• Problem
Check each line of the records for "技术障碍"; collect those that have it.

• Extracted material
☆ ☆ ☆ ☆ ☆ ☆ ☆

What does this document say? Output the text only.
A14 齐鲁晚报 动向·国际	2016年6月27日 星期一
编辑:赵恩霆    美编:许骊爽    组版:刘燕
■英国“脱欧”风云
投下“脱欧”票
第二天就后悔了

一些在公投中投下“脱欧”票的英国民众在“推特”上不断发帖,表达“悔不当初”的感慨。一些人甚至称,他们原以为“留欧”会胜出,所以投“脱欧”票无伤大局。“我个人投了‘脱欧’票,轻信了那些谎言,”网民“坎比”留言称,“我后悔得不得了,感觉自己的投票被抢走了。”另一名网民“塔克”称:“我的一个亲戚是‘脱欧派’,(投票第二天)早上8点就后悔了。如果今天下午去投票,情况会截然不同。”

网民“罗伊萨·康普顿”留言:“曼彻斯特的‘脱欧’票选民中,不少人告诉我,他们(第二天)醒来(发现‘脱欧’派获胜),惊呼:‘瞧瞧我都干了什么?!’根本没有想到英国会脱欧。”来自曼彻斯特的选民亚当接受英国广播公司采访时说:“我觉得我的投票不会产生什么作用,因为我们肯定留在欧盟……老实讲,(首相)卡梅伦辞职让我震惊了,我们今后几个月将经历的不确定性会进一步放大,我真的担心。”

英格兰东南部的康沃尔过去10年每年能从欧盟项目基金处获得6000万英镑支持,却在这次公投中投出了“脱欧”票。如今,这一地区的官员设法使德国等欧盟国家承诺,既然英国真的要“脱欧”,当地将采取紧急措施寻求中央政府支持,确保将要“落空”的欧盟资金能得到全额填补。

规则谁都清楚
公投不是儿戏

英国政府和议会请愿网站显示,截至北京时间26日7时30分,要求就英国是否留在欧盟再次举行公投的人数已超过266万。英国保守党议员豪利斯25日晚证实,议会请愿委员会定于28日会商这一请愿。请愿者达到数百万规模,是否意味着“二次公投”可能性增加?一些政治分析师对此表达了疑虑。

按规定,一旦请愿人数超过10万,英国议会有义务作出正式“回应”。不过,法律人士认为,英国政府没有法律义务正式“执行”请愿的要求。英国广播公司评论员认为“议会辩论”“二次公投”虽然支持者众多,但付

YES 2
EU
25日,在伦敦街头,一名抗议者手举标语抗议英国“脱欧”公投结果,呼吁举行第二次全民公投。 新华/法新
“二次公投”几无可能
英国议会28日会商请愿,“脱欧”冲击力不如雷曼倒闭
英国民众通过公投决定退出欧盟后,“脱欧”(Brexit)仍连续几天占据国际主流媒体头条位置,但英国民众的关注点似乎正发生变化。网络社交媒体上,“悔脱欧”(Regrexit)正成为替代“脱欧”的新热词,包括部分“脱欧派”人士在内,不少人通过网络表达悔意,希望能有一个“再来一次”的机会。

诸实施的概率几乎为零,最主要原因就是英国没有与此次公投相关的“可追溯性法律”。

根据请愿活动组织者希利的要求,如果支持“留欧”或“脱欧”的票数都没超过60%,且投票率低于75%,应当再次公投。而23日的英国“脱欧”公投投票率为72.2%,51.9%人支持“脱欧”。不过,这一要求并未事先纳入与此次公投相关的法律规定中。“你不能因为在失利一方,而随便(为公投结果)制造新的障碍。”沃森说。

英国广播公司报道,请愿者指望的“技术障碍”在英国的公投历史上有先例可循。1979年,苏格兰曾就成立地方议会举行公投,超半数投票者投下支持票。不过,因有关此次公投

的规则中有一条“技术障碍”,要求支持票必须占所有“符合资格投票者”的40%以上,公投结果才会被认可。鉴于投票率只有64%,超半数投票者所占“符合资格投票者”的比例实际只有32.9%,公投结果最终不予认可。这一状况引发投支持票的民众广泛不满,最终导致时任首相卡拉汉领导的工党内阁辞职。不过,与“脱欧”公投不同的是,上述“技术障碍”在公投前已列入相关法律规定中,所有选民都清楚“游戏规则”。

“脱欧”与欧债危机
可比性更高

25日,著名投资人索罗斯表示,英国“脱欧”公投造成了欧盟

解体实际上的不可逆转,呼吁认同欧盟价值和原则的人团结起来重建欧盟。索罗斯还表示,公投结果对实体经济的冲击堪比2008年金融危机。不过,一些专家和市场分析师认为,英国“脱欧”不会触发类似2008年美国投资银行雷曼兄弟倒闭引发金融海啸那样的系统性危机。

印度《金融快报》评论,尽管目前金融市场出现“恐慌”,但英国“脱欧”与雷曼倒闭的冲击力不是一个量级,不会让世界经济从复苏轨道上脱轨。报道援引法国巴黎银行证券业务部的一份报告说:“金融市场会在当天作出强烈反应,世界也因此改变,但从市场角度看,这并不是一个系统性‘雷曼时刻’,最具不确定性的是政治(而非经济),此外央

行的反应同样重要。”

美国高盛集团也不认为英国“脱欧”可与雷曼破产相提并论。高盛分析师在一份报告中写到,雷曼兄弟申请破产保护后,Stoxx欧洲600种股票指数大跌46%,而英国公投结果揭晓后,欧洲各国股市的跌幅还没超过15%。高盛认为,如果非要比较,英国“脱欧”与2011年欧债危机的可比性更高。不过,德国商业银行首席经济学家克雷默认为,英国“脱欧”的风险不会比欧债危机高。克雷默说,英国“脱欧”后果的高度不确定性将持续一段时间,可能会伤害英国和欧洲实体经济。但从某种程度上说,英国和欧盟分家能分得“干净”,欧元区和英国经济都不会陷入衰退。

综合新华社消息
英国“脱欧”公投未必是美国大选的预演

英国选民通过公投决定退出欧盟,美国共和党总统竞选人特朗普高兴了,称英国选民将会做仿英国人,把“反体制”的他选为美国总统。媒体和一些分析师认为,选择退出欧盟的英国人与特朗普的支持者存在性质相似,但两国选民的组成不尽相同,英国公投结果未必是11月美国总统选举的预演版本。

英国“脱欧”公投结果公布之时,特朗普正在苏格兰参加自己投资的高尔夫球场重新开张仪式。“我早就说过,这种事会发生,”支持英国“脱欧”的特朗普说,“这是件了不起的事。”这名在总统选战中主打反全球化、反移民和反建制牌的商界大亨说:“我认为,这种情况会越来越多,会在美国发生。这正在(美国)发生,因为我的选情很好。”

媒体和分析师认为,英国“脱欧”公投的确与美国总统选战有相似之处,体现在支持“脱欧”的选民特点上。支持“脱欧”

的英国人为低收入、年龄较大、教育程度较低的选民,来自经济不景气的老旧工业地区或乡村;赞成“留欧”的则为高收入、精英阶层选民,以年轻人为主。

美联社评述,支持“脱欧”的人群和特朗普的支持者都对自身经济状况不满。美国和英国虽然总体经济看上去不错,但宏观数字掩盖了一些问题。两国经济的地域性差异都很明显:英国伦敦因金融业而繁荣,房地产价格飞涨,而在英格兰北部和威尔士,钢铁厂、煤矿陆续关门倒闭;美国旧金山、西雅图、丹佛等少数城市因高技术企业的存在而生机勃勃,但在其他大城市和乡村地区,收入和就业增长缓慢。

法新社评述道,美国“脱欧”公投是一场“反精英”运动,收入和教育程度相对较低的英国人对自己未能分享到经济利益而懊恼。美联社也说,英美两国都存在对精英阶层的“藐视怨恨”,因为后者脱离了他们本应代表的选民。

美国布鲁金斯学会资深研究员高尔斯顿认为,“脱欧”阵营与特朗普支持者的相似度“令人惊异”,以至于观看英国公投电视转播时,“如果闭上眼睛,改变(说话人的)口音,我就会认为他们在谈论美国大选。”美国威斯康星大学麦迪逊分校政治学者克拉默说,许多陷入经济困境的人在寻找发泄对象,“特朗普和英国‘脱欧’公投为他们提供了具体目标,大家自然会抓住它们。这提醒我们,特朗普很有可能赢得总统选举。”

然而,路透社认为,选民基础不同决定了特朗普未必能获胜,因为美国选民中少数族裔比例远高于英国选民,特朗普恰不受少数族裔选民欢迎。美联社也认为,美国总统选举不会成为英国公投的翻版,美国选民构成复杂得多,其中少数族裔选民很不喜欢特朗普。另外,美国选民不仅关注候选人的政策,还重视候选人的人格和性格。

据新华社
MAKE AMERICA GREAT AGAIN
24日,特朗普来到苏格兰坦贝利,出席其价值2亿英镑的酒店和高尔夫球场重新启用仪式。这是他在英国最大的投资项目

☆ ☆ ☆ ☆ ☆ ☆ ☆

• Solved problem
英国广播公司报道,请愿者指望的“技术障碍”在英国的公投历史上有先例可循。1979年,苏格兰曾就成立地方议会举行公投,超半数投票者投下支持票。不过,因有关此次公投
的规则中有一条“技术障碍”,要求支持票必须占所有“符合资格投票者”的40%以上,公投结果才会被认可。鉴于投票率只有64%,超半数投票者所占“符合资格投票者”的比例实际只有32.9%,公投结果最终不予认可。这一状况引发投支持票的民众广泛不满,最终导致时任首相卡拉汉领导的工党内阁辞职。不过,与“脱欧”公投不同的是,上述“技术障碍”在公投前已列入相关法律规定中,所有选民都清楚“游戏规则”。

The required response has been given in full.